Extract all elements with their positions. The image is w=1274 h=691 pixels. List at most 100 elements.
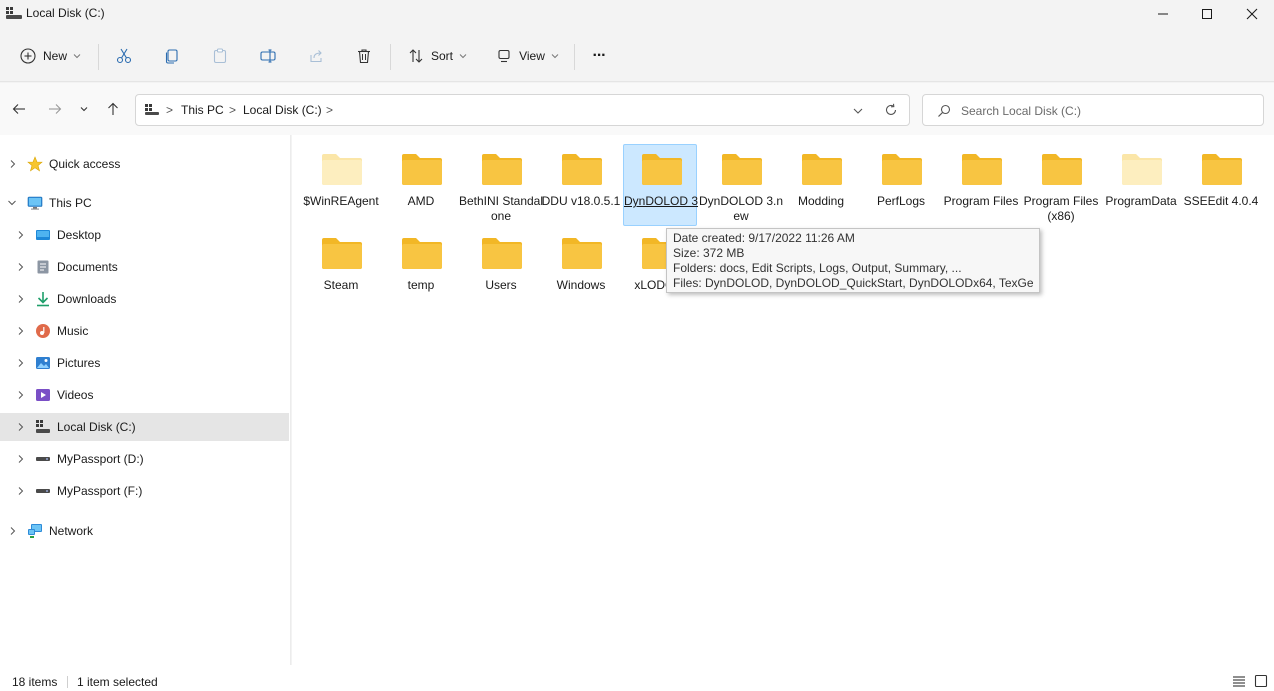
folder-name: temp xyxy=(407,278,435,292)
chevron-right-icon[interactable] xyxy=(8,526,18,536)
nav-item-videos[interactable]: Videos xyxy=(0,381,289,409)
scissors-icon xyxy=(116,48,132,64)
nav-item-music[interactable]: Music xyxy=(0,317,289,345)
chevron-right-icon[interactable] xyxy=(16,390,26,400)
breadcrumb-local-disk[interactable]: Local Disk (C:) xyxy=(243,103,322,117)
folder-icon xyxy=(402,238,442,269)
view-button[interactable]: View xyxy=(492,42,562,70)
rename-button[interactable] xyxy=(254,42,282,70)
nav-item-local-disk-c[interactable]: Local Disk (C:) xyxy=(0,413,289,441)
folder-item[interactable]: Users xyxy=(463,228,537,310)
folder-item[interactable]: DynDOLOD 3 xyxy=(623,144,698,226)
tooltip-size: Size: 372 MB xyxy=(673,246,745,260)
selection-count: 1 item selected xyxy=(77,675,158,689)
chevron-down-icon xyxy=(551,54,559,59)
rename-icon xyxy=(260,49,276,63)
folder-icon xyxy=(322,238,362,269)
folder-item[interactable]: Steam xyxy=(303,228,377,310)
up-button[interactable] xyxy=(103,99,123,119)
maximize-icon xyxy=(1202,9,1212,19)
minimize-button[interactable] xyxy=(1140,0,1186,28)
nav-item-network[interactable]: Network xyxy=(0,517,289,545)
folder-item[interactable]: AMD xyxy=(383,144,457,226)
chevron-right-icon[interactable] xyxy=(16,230,26,240)
folder-item[interactable]: Modding xyxy=(783,144,857,226)
breadcrumb-separator: > xyxy=(229,103,237,117)
nav-item-mypassport-f[interactable]: MyPassport (F:) xyxy=(0,477,289,505)
more-options-button[interactable]: ··· xyxy=(584,42,614,70)
nav-item-downloads[interactable]: Downloads xyxy=(0,285,289,313)
nav-item-mypassport-d[interactable]: MyPassport (D:) xyxy=(0,445,289,473)
folder-icon xyxy=(482,238,522,269)
folder-item[interactable]: PerfLogs xyxy=(863,144,937,226)
trash-icon xyxy=(358,49,370,64)
navigation-pane: Quick access This PC Desktop Documents D… xyxy=(0,135,291,665)
folder-item[interactable]: Windows xyxy=(543,228,617,310)
sort-button[interactable]: Sort xyxy=(402,42,472,70)
folder-item[interactable]: BethINI Standalone xyxy=(459,144,543,226)
breadcrumb-separator: > xyxy=(326,103,334,117)
breadcrumb-this-pc[interactable]: This PC xyxy=(181,103,224,117)
close-button[interactable] xyxy=(1229,0,1274,28)
close-icon xyxy=(1246,8,1258,20)
chevron-right-icon[interactable] xyxy=(16,294,26,304)
folder-item[interactable]: Program Files xyxy=(943,144,1018,226)
new-label: New xyxy=(42,49,67,63)
folder-name: PerfLogs xyxy=(876,194,926,208)
chevron-down-icon[interactable] xyxy=(7,198,17,208)
chevron-right-icon[interactable] xyxy=(16,454,26,464)
folder-name: Program Files xyxy=(943,194,1019,208)
folder-item[interactable]: DynDOLOD 3.new xyxy=(699,144,783,226)
clipboard-icon xyxy=(213,48,227,64)
chevron-right-icon[interactable] xyxy=(16,358,26,368)
folder-tooltip: Date created: 9/17/2022 11:26 AM Size: 3… xyxy=(666,228,1040,293)
folder-item[interactable]: temp xyxy=(383,228,457,310)
folder-name: SSEEdit 4.0.4 xyxy=(1183,194,1259,208)
nav-label: Videos xyxy=(57,388,94,402)
toolbar-divider xyxy=(390,44,391,70)
nav-label: MyPassport (F:) xyxy=(57,484,143,498)
nav-item-this-pc[interactable]: This PC xyxy=(0,189,289,217)
delete-button[interactable] xyxy=(350,42,378,70)
search-input[interactable] xyxy=(961,102,1251,120)
refresh-icon[interactable] xyxy=(884,103,898,117)
recent-locations-button[interactable] xyxy=(74,99,94,119)
folder-name: Steam xyxy=(323,278,359,292)
nav-item-quick-access[interactable]: Quick access xyxy=(0,150,289,178)
folder-item[interactable]: $WinREAgent xyxy=(303,144,379,226)
chevron-right-icon[interactable] xyxy=(16,326,26,336)
search-icon xyxy=(938,104,951,117)
details-view-icon[interactable] xyxy=(1232,674,1246,688)
folder-item[interactable]: SSEEdit 4.0.4 xyxy=(1183,144,1258,226)
folder-name: Windows xyxy=(556,278,606,292)
nav-item-desktop[interactable]: Desktop xyxy=(0,221,289,249)
paste-button[interactable] xyxy=(206,42,234,70)
folder-item[interactable]: Program Files (x86) xyxy=(1023,144,1098,226)
breadcrumb-separator: > xyxy=(166,103,174,117)
folder-name: ProgramData xyxy=(1105,194,1177,208)
back-button[interactable] xyxy=(9,99,29,119)
search-box[interactable] xyxy=(922,94,1264,126)
cut-button[interactable] xyxy=(110,42,138,70)
nav-item-pictures[interactable]: Pictures xyxy=(0,349,289,377)
chevron-right-icon[interactable] xyxy=(16,262,26,272)
folder-icon xyxy=(1202,154,1242,185)
folder-item[interactable]: ProgramData xyxy=(1103,144,1177,226)
chevron-right-icon[interactable] xyxy=(16,422,26,432)
folder-item[interactable]: DDU v18.0.5.1 xyxy=(542,144,620,226)
title-bar: Local Disk (C:) xyxy=(0,0,1274,28)
chevron-right-icon[interactable] xyxy=(8,159,18,169)
folder-name: Program Files (x86) xyxy=(1023,194,1099,223)
copy-button[interactable] xyxy=(158,42,186,70)
address-bar[interactable]: > This PC > Local Disk (C:) > xyxy=(135,94,910,126)
new-button[interactable]: New xyxy=(12,42,88,70)
forward-button[interactable] xyxy=(45,99,65,119)
folder-icon xyxy=(802,154,842,185)
folder-icon xyxy=(562,154,602,185)
maximize-button[interactable] xyxy=(1184,0,1230,28)
chevron-right-icon[interactable] xyxy=(16,486,26,496)
chevron-down-icon[interactable] xyxy=(852,105,864,117)
share-button[interactable] xyxy=(302,42,330,70)
nav-item-documents[interactable]: Documents xyxy=(0,253,289,281)
large-icons-view-icon[interactable] xyxy=(1254,674,1268,688)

= = = = = = =

▶ **The request**
Rewrite all of the rows above, changing every "folder-item" to "directory-item" and keeping everything else the same. Omit the pictures.

▶ **Task answer**
Extract all elements with their positions. The image is w=1274 h=691 pixels. List at most 100 elements.
folder-name: temp xyxy=(407,278,435,292)
chevron-right-icon[interactable] xyxy=(8,526,18,536)
nav-item-videos[interactable]: Videos xyxy=(0,381,289,409)
scissors-icon xyxy=(116,48,132,64)
nav-item-music[interactable]: Music xyxy=(0,317,289,345)
chevron-right-icon[interactable] xyxy=(16,390,26,400)
breadcrumb-local-disk[interactable]: Local Disk (C:) xyxy=(243,103,322,117)
folder-icon xyxy=(402,238,442,269)
view-button[interactable]: View xyxy=(492,42,562,70)
rename-button[interactable] xyxy=(254,42,282,70)
nav-item-local-disk-c[interactable]: Local Disk (C:) xyxy=(0,413,289,441)
directory-item[interactable]: Users xyxy=(463,228,537,310)
directory-item[interactable]: DynDOLOD 3 xyxy=(623,144,698,226)
tooltip-size: Size: 372 MB xyxy=(673,246,745,260)
selection-count: 1 item selected xyxy=(77,675,158,689)
chevron-down-icon xyxy=(551,54,559,59)
rename-icon xyxy=(260,49,276,63)
folder-icon xyxy=(322,238,362,269)
directory-item[interactable]: Steam xyxy=(303,228,377,310)
up-button[interactable] xyxy=(103,99,123,119)
maximize-icon xyxy=(1202,9,1212,19)
minimize-button[interactable] xyxy=(1140,0,1186,28)
nav-item-network[interactable]: Network xyxy=(0,517,289,545)
directory-item[interactable]: AMD xyxy=(383,144,457,226)
chevron-right-icon[interactable] xyxy=(16,230,26,240)
directory-item[interactable]: Modding xyxy=(783,144,857,226)
breadcrumb-separator: > xyxy=(229,103,237,117)
nav-item-mypassport-f[interactable]: MyPassport (F:) xyxy=(0,477,289,505)
more-options-button[interactable]: ··· xyxy=(584,42,614,70)
nav-item-downloads[interactable]: Downloads xyxy=(0,285,289,313)
nav-item-mypassport-d[interactable]: MyPassport (D:) xyxy=(0,445,289,473)
folder-icon xyxy=(482,238,522,269)
directory-item[interactable]: PerfLogs xyxy=(863,144,937,226)
trash-icon xyxy=(358,49,370,64)
navigation-pane: Quick access This PC Desktop Documents D… xyxy=(0,135,291,665)
directory-item[interactable]: Windows xyxy=(543,228,617,310)
sort-button[interactable]: Sort xyxy=(402,42,472,70)
directory-item[interactable]: BethINI Standalone xyxy=(459,144,543,226)
breadcrumb-separator: > xyxy=(326,103,334,117)
breadcrumb-this-pc[interactable]: This PC xyxy=(181,103,224,117)
close-button[interactable] xyxy=(1229,0,1274,28)
close-icon xyxy=(1246,8,1258,20)
chevron-right-icon[interactable] xyxy=(16,294,26,304)
directory-item[interactable]: Program Files xyxy=(943,144,1018,226)
new-label: New xyxy=(42,49,67,63)
folder-name: PerfLogs xyxy=(876,194,926,208)
chevron-down-icon[interactable] xyxy=(7,198,17,208)
chevron-right-icon[interactable] xyxy=(16,454,26,464)
folder-name: Program Files xyxy=(943,194,1019,208)
directory-item[interactable]: DynDOLOD 3.new xyxy=(699,144,783,226)
clipboard-icon xyxy=(213,48,227,64)
chevron-right-icon[interactable] xyxy=(16,358,26,368)
folder-tooltip: Date created: 9/17/2022 11:26 AM Size: 3… xyxy=(666,228,1040,293)
directory-item[interactable]: temp xyxy=(383,228,457,310)
folder-name: SSEEdit 4.0.4 xyxy=(1183,194,1259,208)
nav-label: Videos xyxy=(57,388,94,402)
toolbar-divider xyxy=(390,44,391,70)
nav-label: MyPassport (F:) xyxy=(57,484,143,498)
nav-item-this-pc[interactable]: This PC xyxy=(0,189,289,217)
delete-button[interactable] xyxy=(350,42,378,70)
search-input[interactable] xyxy=(961,102,1251,120)
refresh-icon[interactable] xyxy=(884,103,898,117)
recent-locations-button[interactable] xyxy=(74,99,94,119)
folder-name: Steam xyxy=(323,278,359,292)
nav-item-quick-access[interactable]: Quick access xyxy=(0,150,289,178)
directory-item[interactable]: $WinREAgent xyxy=(303,144,379,226)
chevron-right-icon[interactable] xyxy=(16,326,26,336)
search-icon xyxy=(938,104,951,117)
details-view-icon[interactable] xyxy=(1232,674,1246,688)
directory-item[interactable]: SSEEdit 4.0.4 xyxy=(1183,144,1258,226)
folder-name: Windows xyxy=(556,278,606,292)
nav-item-desktop[interactable]: Desktop xyxy=(0,221,289,249)
paste-button[interactable] xyxy=(206,42,234,70)
directory-item[interactable]: Program Files (x86) xyxy=(1023,144,1098,226)
breadcrumb-separator: > xyxy=(166,103,174,117)
folder-name: ProgramData xyxy=(1105,194,1177,208)
back-button[interactable] xyxy=(9,99,29,119)
search-box[interactable] xyxy=(922,94,1264,126)
cut-button[interactable] xyxy=(110,42,138,70)
nav-item-pictures[interactable]: Pictures xyxy=(0,349,289,377)
chevron-right-icon[interactable] xyxy=(16,262,26,272)
folder-icon xyxy=(1202,154,1242,185)
directory-item[interactable]: ProgramData xyxy=(1103,144,1177,226)
chevron-right-icon[interactable] xyxy=(16,422,26,432)
directory-item[interactable]: DDU v18.0.5.1 xyxy=(542,144,620,226)
title-bar: Local Disk (C:) xyxy=(0,0,1274,28)
chevron-right-icon[interactable] xyxy=(8,159,18,169)
folder-name: Program Files (x86) xyxy=(1023,194,1099,223)
copy-button[interactable] xyxy=(158,42,186,70)
address-bar[interactable]: > This PC > Local Disk (C:) > xyxy=(135,94,910,126)
new-button[interactable]: New xyxy=(12,42,88,70)
forward-button[interactable] xyxy=(45,99,65,119)
folder-icon xyxy=(802,154,842,185)
folder-icon xyxy=(562,154,602,185)
maximize-button[interactable] xyxy=(1184,0,1230,28)
chevron-right-icon[interactable] xyxy=(16,486,26,496)
chevron-down-icon[interactable] xyxy=(852,105,864,117)
share-button[interactable] xyxy=(302,42,330,70)
nav-item-documents[interactable]: Documents xyxy=(0,253,289,281)
large-icons-view-icon[interactable] xyxy=(1254,674,1268,688)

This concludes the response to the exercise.